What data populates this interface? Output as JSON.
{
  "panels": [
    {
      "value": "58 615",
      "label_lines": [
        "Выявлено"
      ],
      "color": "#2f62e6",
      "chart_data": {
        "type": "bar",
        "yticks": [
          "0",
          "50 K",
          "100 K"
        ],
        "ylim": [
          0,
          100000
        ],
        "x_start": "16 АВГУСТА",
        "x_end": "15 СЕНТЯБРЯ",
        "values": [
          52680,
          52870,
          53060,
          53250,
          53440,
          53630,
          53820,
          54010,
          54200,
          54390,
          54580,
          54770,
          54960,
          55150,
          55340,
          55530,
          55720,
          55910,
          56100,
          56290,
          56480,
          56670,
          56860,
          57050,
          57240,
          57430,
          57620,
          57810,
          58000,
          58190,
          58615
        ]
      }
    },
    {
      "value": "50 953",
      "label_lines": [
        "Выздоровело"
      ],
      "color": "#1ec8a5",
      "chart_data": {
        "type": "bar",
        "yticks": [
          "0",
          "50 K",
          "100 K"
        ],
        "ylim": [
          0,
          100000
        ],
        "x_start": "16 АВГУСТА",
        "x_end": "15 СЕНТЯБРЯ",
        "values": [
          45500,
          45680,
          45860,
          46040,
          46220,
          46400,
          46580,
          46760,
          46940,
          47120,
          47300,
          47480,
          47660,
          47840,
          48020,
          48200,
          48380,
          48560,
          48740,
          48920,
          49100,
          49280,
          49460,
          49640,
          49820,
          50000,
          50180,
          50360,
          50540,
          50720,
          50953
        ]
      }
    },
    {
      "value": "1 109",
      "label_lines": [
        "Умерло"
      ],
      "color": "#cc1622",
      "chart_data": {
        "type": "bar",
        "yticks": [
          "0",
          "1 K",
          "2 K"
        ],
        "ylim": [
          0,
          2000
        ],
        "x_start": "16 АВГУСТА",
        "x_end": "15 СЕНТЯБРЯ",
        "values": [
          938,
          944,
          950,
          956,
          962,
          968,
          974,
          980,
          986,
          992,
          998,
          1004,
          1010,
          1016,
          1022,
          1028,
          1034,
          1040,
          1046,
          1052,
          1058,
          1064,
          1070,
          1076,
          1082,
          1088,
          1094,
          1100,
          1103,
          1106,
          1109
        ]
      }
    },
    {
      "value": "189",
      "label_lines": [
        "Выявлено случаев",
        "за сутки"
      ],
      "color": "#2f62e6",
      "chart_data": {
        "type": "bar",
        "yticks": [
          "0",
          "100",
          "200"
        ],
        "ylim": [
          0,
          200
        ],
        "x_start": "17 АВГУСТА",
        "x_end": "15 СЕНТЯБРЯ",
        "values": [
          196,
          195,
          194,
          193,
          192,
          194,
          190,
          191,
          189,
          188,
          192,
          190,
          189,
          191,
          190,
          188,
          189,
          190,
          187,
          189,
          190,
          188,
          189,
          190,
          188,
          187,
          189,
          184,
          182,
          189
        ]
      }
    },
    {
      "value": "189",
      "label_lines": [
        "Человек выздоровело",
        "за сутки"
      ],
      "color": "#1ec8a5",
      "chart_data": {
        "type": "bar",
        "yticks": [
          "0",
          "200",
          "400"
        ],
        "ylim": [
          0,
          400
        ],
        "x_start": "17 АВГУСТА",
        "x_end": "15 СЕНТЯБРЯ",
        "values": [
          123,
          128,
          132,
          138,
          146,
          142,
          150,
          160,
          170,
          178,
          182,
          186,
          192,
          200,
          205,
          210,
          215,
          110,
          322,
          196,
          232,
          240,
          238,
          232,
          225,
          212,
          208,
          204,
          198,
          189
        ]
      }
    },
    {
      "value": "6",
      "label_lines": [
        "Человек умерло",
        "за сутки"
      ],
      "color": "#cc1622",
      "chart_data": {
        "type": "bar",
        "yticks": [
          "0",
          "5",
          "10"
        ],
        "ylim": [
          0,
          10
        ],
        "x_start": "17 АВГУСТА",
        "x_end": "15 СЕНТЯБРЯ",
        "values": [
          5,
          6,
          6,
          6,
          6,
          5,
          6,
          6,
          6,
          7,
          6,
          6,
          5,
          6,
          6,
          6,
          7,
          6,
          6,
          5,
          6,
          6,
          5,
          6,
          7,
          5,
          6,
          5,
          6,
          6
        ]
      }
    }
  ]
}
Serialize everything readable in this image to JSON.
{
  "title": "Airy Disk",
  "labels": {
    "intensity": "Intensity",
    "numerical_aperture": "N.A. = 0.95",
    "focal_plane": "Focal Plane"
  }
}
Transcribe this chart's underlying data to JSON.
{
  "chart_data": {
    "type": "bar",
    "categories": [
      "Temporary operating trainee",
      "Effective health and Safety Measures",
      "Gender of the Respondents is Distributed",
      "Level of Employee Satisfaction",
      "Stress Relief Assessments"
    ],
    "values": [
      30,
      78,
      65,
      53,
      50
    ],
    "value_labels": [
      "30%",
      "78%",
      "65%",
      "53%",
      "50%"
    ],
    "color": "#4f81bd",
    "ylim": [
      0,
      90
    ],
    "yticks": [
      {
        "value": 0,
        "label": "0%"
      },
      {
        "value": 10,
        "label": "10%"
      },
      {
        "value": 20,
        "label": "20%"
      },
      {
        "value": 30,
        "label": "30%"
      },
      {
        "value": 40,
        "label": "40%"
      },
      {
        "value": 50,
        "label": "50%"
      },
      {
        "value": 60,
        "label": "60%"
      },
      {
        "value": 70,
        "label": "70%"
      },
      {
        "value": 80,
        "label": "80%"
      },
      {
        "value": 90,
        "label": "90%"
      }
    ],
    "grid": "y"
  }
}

========

Return the line that contains "Serialize everything readable" and all lines after it, verbatim, and nothing else.

Serialize everything readable in this image to JSON.
{
  "title": "Airy Disk",
  "labels": {
    "intensity": "Intensity",
    "numerical_aperture": "N.A. = 0.95",
    "focal_plane": "Focal Plane"
  }
}
Transcribe this chart's underlying data to JSON.
{
  "chart_data": {
    "type": "bar",
    "categories": [
      "Temporary operating trainee",
      "Effective health and Safety Measures",
      "Gender of the Respondents is Distributed",
      "Level of Employee Satisfaction",
      "Stress Relief Assessments"
    ],
    "values": [
      30,
      78,
      65,
      53,
      50
    ],
    "value_labels": [
      "30%",
      "78%",
      "65%",
      "53%",
      "50%"
    ],
    "color": "#4f81bd",
    "ylim": [
      0,
      90
    ],
    "yticks": [
      {
        "value": 0,
        "label": "0%"
      },
      {
        "value": 10,
        "label": "10%"
      },
      {
        "value": 20,
        "label": "20%"
      },
      {
        "value": 30,
        "label": "30%"
      },
      {
        "value": 40,
        "label": "40%"
      },
      {
        "value": 50,
        "label": "50%"
      },
      {
        "value": 60,
        "label": "60%"
      },
      {
        "value": 70,
        "label": "70%"
      },
      {
        "value": 80,
        "label": "80%"
      },
      {
        "value": 90,
        "label": "90%"
      }
    ],
    "grid": "y"
  }
}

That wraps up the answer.